- _Objective_:
Reproduce the listing below verbatim.

**** Supplied information ****

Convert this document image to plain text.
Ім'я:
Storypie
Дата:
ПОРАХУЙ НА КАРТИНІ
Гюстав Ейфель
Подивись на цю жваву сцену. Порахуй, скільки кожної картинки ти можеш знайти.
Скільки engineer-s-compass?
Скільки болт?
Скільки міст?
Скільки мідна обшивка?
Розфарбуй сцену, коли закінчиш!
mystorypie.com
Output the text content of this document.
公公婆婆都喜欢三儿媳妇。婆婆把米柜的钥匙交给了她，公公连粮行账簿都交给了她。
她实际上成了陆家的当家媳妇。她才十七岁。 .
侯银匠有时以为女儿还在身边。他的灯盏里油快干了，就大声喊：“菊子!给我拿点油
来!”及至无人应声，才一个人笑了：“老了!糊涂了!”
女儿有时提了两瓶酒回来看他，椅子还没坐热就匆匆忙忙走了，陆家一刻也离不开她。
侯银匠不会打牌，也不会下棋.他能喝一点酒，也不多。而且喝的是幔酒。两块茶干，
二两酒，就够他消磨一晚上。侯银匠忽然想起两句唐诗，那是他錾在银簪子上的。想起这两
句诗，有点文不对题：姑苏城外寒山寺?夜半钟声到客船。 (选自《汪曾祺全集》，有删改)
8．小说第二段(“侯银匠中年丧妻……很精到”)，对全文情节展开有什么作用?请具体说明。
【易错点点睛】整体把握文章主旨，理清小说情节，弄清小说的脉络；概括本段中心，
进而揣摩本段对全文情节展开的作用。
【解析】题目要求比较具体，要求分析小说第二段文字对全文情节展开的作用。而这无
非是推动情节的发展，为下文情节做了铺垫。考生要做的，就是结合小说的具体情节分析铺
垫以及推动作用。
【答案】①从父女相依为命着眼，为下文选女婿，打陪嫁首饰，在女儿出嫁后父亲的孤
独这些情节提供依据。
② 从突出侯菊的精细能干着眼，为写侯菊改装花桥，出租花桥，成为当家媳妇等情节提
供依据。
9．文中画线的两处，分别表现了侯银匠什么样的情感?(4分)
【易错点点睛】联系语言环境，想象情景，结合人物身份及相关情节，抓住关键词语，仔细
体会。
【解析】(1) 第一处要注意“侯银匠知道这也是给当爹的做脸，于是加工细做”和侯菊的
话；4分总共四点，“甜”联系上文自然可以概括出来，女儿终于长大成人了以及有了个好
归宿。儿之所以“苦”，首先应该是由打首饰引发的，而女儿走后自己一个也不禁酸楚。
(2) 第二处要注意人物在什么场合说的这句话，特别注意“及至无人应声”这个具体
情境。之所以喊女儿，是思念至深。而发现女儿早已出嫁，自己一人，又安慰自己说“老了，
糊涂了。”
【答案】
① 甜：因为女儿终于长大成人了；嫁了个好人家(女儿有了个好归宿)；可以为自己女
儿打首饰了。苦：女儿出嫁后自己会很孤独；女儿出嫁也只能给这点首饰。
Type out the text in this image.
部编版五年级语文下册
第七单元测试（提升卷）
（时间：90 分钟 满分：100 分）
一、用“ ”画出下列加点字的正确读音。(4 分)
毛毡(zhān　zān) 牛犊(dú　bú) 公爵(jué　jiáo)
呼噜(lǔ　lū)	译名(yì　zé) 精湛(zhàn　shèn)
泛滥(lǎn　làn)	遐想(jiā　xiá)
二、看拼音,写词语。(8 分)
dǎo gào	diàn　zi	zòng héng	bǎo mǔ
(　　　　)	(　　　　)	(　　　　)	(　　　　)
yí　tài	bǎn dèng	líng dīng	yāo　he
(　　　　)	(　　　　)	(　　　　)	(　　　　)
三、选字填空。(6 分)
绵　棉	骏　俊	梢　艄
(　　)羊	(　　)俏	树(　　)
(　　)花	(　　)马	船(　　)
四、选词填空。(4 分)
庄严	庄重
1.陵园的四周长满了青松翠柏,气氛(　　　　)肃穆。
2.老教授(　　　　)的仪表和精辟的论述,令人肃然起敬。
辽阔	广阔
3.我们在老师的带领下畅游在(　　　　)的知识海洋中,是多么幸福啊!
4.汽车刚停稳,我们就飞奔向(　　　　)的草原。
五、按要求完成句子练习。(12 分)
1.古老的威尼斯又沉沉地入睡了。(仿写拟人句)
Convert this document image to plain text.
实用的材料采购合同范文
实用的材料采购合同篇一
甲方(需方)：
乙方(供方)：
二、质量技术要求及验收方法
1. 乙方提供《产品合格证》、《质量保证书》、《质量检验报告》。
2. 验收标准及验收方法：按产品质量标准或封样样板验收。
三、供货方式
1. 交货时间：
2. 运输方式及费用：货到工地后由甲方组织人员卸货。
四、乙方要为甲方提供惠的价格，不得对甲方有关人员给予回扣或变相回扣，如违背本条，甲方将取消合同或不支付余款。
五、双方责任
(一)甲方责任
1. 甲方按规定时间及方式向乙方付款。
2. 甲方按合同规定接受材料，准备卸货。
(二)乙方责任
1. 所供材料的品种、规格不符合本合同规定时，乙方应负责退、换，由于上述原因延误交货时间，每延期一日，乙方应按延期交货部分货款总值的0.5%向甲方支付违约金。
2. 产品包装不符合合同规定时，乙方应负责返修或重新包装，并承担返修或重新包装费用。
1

****

- _Solution to the exercise_:
Convert this document image to plain text.
Ім'я:
Storypie
Дата:
ПОРАХУЙ НА КАРТИНІ
Гюстав Ейфель
Подивись на цю жваву сцену. Порахуй, скільки кожної картинки ти можеш знайти.
Скільки engineer-s-compass?
Скільки болт?
Скільки міст?
Скільки мідна обшивка?
Розфарбуй сцену, коли закінчиш!
mystorypie.com
Output the text content of this document.
公公婆婆都喜欢三儿媳妇。婆婆把米柜的钥匙交给了她，公公连粮行账簿都交给了她。
她实际上成了陆家的当家媳妇。她才十七岁。 .
侯银匠有时以为女儿还在身边。他的灯盏里油快干了，就大声喊：“菊子!给我拿点油
来!”及至无人应声，才一个人笑了：“老了!糊涂了!”
女儿有时提了两瓶酒回来看他，椅子还没坐热就匆匆忙忙走了，陆家一刻也离不开她。
侯银匠不会打牌，也不会下棋.他能喝一点酒，也不多。而且喝的是幔酒。两块茶干，
二两酒，就够他消磨一晚上。侯银匠忽然想起两句唐诗，那是他錾在银簪子上的。想起这两
句诗，有点文不对题：姑苏城外寒山寺?夜半钟声到客船。 (选自《汪曾祺全集》，有删改)
8．小说第二段(“侯银匠中年丧妻……很精到”)，对全文情节展开有什么作用?请具体说明。
【易错点点睛】整体把握文章主旨，理清小说情节，弄清小说的脉络；概括本段中心，
进而揣摩本段对全文情节展开的作用。
【解析】题目要求比较具体，要求分析小说第二段文字对全文情节展开的作用。而这无
非是推动情节的发展，为下文情节做了铺垫。考生要做的，就是结合小说的具体情节分析铺
垫以及推动作用。
【答案】①从父女相依为命着眼，为下文选女婿，打陪嫁首饰，在女儿出嫁后父亲的孤
独这些情节提供依据。
② 从突出侯菊的精细能干着眼，为写侯菊改装花桥，出租花桥，成为当家媳妇等情节提
供依据。
9．文中画线的两处，分别表现了侯银匠什么样的情感?(4分)
【易错点点睛】联系语言环境，想象情景，结合人物身份及相关情节，抓住关键词语，仔细
体会。
【解析】(1) 第一处要注意“侯银匠知道这也是给当爹的做脸，于是加工细做”和侯菊的
话；4分总共四点，“甜”联系上文自然可以概括出来，女儿终于长大成人了以及有了个好
归宿。儿之所以“苦”，首先应该是由打首饰引发的，而女儿走后自己一个也不禁酸楚。
(2) 第二处要注意人物在什么场合说的这句话，特别注意“及至无人应声”这个具体
情境。之所以喊女儿，是思念至深。而发现女儿早已出嫁，自己一人，又安慰自己说“老了，
糊涂了。”
【答案】
① 甜：因为女儿终于长大成人了；嫁了个好人家(女儿有了个好归宿)；可以为自己女
儿打首饰了。苦：女儿出嫁后自己会很孤独；女儿出嫁也只能给这点首饰。
Type out the text in this image.
部编版五年级语文下册
第七单元测试（提升卷）
（时间：90 分钟 满分：100 分）
一、用“ ”画出下列加点字的正确读音。(4 分)
毛毡(zhān　zān) 牛犊(dú　bú) 公爵(jué　jiáo)
呼噜(lǔ　lū)	译名(yì　zé) 精湛(zhàn　shèn)
泛滥(lǎn　làn)	遐想(jiā　xiá)
二、看拼音,写词语。(8 分)
dǎo gào	diàn　zi	zòng héng	bǎo mǔ
(　　　　)	(　　　　)	(　　　　)	(　　　　)
yí　tài	bǎn dèng	líng dīng	yāo　he
(　　　　)	(　　　　)	(　　　　)	(　　　　)
三、选字填空。(6 分)
绵　棉	骏　俊	梢　艄
(　　)羊	(　　)俏	树(　　)
(　　)花	(　　)马	船(　　)
四、选词填空。(4 分)
庄严	庄重
1.陵园的四周长满了青松翠柏,气氛(　　　　)肃穆。
2.老教授(　　　　)的仪表和精辟的论述,令人肃然起敬。
辽阔	广阔
3.我们在老师的带领下畅游在(　　　　)的知识海洋中,是多么幸福啊!
4.汽车刚停稳,我们就飞奔向(　　　　)的草原。
五、按要求完成句子练习。(12 分)
1.古老的威尼斯又沉沉地入睡了。(仿写拟人句)
Convert this document image to plain text.
实用的材料采购合同范文
实用的材料采购合同篇一
甲方(需方)：
乙方(供方)：
二、质量技术要求及验收方法
1. 乙方提供《产品合格证》、《质量保证书》、《质量检验报告》。
2. 验收标准及验收方法：按产品质量标准或封样样板验收。
三、供货方式
1. 交货时间：
2. 运输方式及费用：货到工地后由甲方组织人员卸货。
四、乙方要为甲方提供惠的价格，不得对甲方有关人员给予回扣或变相回扣，如违背本条，甲方将取消合同或不支付余款。
五、双方责任
(一)甲方责任
1. 甲方按规定时间及方式向乙方付款。
2. 甲方按合同规定接受材料，准备卸货。
(二)乙方责任
1. 所供材料的品种、规格不符合本合同规定时，乙方应负责退、换，由于上述原因延误交货时间，每延期一日，乙方应按延期交货部分货款总值的0.5%向甲方支付违约金。
2. 产品包装不符合合同规定时，乙方应负责返修或重新包装，并承担返修或重新包装费用。
1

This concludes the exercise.